■ Your instructions: From the entries below, extract every line that includes the word "plain".
:: Provided data ::
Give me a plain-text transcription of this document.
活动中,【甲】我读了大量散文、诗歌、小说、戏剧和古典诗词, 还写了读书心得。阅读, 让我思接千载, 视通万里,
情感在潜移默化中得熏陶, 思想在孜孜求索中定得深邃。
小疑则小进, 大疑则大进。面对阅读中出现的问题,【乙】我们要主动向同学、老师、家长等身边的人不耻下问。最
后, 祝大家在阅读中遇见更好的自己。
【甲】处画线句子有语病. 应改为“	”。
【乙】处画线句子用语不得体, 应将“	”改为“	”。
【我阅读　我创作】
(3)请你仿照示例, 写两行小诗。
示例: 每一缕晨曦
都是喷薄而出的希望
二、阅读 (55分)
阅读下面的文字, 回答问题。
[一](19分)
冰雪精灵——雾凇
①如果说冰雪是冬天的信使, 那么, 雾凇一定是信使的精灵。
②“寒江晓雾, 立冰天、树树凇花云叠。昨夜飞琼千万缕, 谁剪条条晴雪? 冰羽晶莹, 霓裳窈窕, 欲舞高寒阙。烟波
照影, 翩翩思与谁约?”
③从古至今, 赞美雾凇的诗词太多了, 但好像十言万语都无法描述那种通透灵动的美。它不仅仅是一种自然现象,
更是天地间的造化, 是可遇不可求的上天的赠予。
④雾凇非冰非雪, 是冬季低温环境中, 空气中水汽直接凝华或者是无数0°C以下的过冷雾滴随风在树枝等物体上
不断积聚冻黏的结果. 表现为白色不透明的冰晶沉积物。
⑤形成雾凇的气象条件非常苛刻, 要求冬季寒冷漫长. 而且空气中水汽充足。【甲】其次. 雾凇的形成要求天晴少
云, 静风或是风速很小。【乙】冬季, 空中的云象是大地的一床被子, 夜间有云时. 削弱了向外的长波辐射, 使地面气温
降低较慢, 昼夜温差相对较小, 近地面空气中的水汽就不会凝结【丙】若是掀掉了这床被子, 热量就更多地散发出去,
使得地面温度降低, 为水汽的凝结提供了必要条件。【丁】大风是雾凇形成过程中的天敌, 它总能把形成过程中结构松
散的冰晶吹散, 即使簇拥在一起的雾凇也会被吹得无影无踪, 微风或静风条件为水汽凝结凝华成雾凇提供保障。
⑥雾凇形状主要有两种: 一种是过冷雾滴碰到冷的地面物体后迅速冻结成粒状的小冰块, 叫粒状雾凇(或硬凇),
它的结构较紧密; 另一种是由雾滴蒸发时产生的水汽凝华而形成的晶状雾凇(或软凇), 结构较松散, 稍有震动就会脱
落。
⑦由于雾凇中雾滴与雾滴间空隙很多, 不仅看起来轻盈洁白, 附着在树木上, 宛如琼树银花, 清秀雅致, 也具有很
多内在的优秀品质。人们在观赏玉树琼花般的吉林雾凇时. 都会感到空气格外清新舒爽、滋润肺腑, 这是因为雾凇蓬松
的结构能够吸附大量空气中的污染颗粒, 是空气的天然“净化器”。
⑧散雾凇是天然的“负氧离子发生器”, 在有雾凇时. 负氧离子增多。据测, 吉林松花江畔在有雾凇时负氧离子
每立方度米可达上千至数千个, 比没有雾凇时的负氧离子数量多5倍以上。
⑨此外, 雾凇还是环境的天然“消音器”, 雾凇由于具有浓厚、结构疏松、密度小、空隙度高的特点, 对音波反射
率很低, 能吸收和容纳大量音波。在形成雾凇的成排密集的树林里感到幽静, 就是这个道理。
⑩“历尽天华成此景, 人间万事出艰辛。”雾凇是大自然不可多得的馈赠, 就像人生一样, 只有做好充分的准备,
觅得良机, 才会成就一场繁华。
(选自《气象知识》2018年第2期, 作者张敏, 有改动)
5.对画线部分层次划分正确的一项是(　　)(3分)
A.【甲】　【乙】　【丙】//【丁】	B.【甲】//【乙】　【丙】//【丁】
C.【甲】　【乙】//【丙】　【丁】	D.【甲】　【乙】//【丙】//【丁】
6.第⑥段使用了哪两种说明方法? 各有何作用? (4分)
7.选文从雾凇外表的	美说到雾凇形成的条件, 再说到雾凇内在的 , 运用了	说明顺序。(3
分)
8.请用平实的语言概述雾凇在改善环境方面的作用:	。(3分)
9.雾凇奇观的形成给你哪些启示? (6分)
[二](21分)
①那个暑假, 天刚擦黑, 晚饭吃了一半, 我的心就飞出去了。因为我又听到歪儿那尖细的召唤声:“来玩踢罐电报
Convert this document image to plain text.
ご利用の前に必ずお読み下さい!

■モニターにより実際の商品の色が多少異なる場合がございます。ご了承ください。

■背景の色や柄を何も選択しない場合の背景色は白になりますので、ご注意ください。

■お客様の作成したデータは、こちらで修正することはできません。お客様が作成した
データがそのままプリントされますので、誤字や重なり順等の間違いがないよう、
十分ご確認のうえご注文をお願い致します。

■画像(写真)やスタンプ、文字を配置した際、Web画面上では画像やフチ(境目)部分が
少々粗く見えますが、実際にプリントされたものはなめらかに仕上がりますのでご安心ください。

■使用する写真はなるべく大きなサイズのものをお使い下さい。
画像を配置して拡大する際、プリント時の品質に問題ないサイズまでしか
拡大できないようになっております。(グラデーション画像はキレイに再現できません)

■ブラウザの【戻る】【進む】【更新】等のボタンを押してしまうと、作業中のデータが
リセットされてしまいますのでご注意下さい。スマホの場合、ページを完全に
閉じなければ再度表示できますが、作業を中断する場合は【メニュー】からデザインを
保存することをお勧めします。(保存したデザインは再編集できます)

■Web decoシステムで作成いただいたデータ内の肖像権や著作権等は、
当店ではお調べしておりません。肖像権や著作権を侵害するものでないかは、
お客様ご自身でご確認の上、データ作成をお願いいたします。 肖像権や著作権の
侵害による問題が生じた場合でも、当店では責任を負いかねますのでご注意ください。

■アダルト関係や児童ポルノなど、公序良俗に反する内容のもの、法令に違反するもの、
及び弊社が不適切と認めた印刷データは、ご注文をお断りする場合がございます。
:::
■ Answer to the exercise:
Give me a plain-text transcription of this document.
Convert this document image to plain text.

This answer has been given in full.